→ **Exercise goal**: Lines containing the word "naszego" need to be counted. Please reply with how many there are, and nothing else.

→ **Stored data**:
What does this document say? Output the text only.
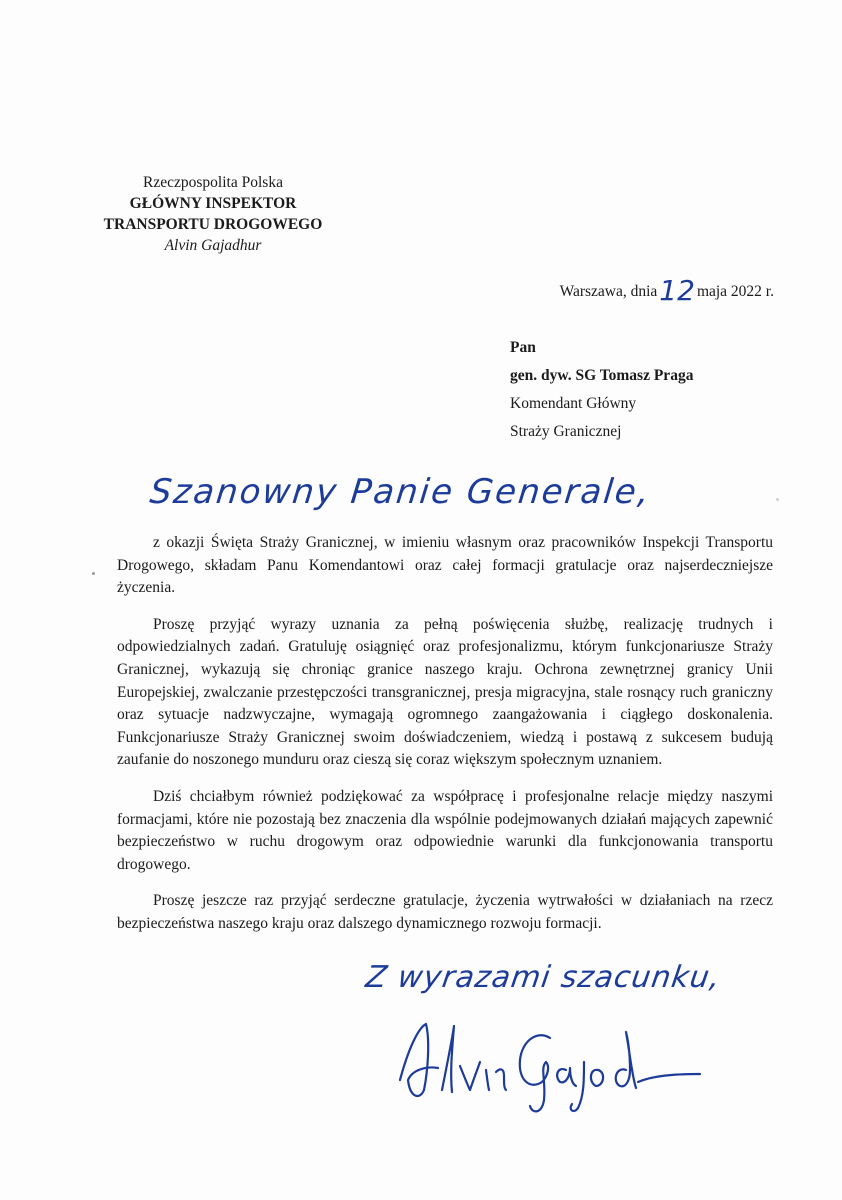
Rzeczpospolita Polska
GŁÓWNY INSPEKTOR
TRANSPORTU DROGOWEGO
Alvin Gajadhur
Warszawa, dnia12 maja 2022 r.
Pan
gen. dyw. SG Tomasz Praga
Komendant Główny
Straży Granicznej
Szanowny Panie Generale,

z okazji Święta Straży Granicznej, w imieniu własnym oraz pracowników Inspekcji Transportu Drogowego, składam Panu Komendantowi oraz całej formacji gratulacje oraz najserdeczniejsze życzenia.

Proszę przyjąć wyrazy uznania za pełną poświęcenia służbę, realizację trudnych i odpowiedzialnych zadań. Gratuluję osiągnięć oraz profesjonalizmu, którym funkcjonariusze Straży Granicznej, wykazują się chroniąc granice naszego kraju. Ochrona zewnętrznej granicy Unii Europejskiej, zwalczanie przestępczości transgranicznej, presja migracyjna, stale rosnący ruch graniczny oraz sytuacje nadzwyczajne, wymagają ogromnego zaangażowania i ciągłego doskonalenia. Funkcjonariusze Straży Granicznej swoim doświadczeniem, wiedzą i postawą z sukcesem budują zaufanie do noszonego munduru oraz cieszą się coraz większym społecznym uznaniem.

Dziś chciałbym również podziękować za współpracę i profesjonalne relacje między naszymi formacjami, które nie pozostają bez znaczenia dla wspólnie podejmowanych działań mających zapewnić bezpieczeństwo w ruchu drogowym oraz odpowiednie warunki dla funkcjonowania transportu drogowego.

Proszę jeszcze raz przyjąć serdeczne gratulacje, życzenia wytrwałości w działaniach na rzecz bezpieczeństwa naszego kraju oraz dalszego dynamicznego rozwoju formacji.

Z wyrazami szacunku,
==
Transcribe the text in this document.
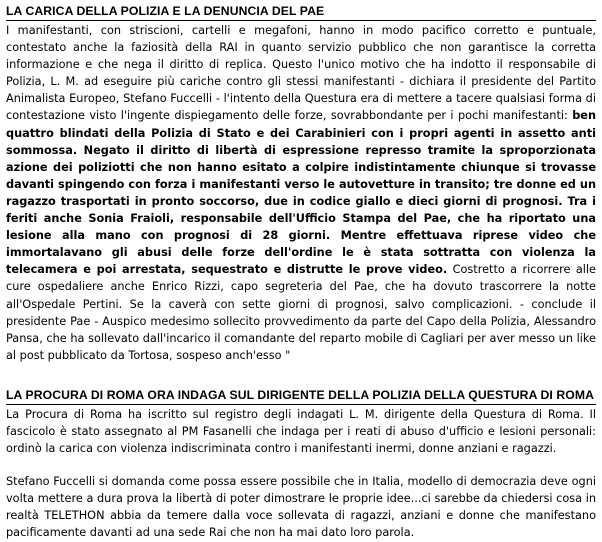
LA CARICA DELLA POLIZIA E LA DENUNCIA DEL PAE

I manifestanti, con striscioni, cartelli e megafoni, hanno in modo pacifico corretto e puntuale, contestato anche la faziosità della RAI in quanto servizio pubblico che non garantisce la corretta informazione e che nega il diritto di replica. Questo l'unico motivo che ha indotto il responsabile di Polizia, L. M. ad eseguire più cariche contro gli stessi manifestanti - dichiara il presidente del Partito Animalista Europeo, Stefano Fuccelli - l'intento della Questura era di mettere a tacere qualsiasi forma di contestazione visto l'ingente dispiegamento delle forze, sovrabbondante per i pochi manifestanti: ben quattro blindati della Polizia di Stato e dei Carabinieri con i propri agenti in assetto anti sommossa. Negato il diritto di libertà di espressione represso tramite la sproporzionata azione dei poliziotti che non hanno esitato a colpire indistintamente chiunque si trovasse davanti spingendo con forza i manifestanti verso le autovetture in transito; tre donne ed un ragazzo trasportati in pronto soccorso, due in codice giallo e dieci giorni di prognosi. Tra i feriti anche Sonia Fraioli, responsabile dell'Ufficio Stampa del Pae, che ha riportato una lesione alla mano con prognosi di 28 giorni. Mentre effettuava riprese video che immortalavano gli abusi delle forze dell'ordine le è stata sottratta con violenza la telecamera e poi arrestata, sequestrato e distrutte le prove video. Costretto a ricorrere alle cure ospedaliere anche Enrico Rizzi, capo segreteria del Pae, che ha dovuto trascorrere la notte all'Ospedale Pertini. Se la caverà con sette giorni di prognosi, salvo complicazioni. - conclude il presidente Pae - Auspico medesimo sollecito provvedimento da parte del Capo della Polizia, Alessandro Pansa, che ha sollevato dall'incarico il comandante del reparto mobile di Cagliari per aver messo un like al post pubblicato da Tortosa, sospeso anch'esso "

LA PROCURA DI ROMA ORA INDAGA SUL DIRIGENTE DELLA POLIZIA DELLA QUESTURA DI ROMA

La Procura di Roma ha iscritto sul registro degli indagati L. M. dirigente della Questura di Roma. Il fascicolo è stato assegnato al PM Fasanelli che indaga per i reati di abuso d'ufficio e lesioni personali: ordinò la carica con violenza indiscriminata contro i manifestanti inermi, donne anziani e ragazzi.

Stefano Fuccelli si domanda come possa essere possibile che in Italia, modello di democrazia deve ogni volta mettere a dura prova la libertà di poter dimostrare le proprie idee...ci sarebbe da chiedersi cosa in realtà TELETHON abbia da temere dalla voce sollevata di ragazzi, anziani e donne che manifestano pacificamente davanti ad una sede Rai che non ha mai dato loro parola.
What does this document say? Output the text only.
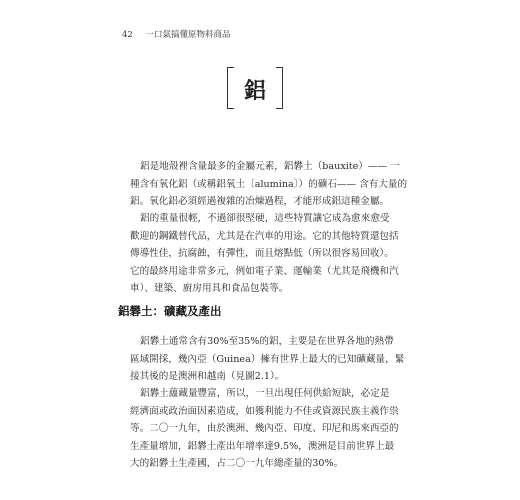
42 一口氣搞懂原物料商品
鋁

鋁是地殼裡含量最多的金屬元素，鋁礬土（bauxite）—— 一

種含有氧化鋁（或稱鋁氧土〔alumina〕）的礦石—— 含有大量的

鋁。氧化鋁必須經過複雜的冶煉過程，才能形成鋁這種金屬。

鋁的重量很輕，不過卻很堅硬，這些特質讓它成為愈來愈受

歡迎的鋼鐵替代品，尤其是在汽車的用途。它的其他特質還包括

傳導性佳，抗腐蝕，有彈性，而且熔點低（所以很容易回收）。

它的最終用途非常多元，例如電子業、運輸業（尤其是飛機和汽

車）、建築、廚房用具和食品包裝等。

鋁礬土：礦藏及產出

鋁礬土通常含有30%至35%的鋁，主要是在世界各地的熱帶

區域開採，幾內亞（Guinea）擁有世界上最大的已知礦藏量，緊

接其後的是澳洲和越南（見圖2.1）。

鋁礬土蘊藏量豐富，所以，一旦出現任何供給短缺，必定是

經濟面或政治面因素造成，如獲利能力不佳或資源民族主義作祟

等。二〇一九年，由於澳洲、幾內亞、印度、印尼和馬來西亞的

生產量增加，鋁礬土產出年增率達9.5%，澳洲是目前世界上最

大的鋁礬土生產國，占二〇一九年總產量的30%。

→ **Answer to this task**: 2